Stored records -
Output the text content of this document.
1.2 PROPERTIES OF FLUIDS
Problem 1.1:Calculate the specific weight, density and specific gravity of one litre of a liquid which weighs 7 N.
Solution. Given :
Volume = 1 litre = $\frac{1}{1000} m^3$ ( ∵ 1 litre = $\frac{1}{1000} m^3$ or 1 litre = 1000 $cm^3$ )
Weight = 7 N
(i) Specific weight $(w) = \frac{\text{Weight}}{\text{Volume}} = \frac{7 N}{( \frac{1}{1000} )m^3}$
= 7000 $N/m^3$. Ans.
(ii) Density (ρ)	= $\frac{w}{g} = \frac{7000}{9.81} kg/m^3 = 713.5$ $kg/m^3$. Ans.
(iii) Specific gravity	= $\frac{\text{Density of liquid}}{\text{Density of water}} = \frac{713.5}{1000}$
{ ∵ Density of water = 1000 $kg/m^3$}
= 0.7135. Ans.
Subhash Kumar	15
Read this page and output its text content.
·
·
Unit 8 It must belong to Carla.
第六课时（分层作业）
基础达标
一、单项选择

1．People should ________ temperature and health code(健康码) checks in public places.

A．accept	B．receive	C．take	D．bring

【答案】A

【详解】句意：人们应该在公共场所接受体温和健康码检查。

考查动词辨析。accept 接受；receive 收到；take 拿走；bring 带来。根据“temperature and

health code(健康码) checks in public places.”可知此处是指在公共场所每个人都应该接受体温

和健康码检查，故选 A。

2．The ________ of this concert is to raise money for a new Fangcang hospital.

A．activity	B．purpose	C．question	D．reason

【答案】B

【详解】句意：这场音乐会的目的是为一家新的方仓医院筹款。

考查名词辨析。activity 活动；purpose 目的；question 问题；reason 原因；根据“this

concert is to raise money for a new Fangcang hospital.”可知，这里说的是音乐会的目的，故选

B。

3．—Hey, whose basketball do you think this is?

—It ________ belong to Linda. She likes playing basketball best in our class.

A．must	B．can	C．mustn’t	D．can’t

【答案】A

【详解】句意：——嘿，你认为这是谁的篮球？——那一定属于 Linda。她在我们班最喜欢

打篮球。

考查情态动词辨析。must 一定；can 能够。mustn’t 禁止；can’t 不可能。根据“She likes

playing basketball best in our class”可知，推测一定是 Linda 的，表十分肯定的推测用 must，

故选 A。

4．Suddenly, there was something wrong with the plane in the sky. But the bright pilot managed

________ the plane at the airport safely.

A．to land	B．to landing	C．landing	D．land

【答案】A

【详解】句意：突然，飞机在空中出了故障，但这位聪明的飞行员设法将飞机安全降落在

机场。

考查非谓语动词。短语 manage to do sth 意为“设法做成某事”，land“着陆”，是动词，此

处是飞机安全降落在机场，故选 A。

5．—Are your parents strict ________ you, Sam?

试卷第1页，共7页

Set problem - Your task is to retype all the records above with nothing left out.

The result -
Output the text content of this document.
1.2 PROPERTIES OF FLUIDS
Problem 1.1:Calculate the specific weight, density and specific gravity of one litre of a liquid which weighs 7 N.
Solution. Given :
Volume = 1 litre = $\frac{1}{1000} m^3$ ( ∵ 1 litre = $\frac{1}{1000} m^3$ or 1 litre = 1000 $cm^3$ )
Weight = 7 N
(i) Specific weight $(w) = \frac{\text{Weight}}{\text{Volume}} = \frac{7 N}{( \frac{1}{1000} )m^3}$
= 7000 $N/m^3$. Ans.
(ii) Density (ρ)	= $\frac{w}{g} = \frac{7000}{9.81} kg/m^3 = 713.5$ $kg/m^3$. Ans.
(iii) Specific gravity	= $\frac{\text{Density of liquid}}{\text{Density of water}} = \frac{713.5}{1000}$
{ ∵ Density of water = 1000 $kg/m^3$}
= 0.7135. Ans.
Subhash Kumar	15
Read this page and output its text content.
·
·
Unit 8 It must belong to Carla.
第六课时（分层作业）
基础达标
一、单项选择

1．People should ________ temperature and health code(健康码) checks in public places.

A．accept	B．receive	C．take	D．bring

【答案】A

【详解】句意：人们应该在公共场所接受体温和健康码检查。

考查动词辨析。accept 接受；receive 收到；take 拿走；bring 带来。根据“temperature and

health code(健康码) checks in public places.”可知此处是指在公共场所每个人都应该接受体温

和健康码检查，故选 A。

2．The ________ of this concert is to raise money for a new Fangcang hospital.

A．activity	B．purpose	C．question	D．reason

【答案】B

【详解】句意：这场音乐会的目的是为一家新的方仓医院筹款。

考查名词辨析。activity 活动；purpose 目的；question 问题；reason 原因；根据“this

concert is to raise money for a new Fangcang hospital.”可知，这里说的是音乐会的目的，故选

B。

3．—Hey, whose basketball do you think this is?

—It ________ belong to Linda. She likes playing basketball best in our class.

A．must	B．can	C．mustn’t	D．can’t

【答案】A

【详解】句意：——嘿，你认为这是谁的篮球？——那一定属于 Linda。她在我们班最喜欢

打篮球。

考查情态动词辨析。must 一定；can 能够。mustn’t 禁止；can’t 不可能。根据“She likes

playing basketball best in our class”可知，推测一定是 Linda 的，表十分肯定的推测用 must，

故选 A。

4．Suddenly, there was something wrong with the plane in the sky. But the bright pilot managed

________ the plane at the airport safely.

A．to land	B．to landing	C．landing	D．land

【答案】A

【详解】句意：突然，飞机在空中出了故障，但这位聪明的飞行员设法将飞机安全降落在

机场。

考查非谓语动词。短语 manage to do sth 意为“设法做成某事”，land“着陆”，是动词，此

处是飞机安全降落在机场，故选 A。

5．—Are your parents strict ________ you, Sam?

试卷第1页，共7页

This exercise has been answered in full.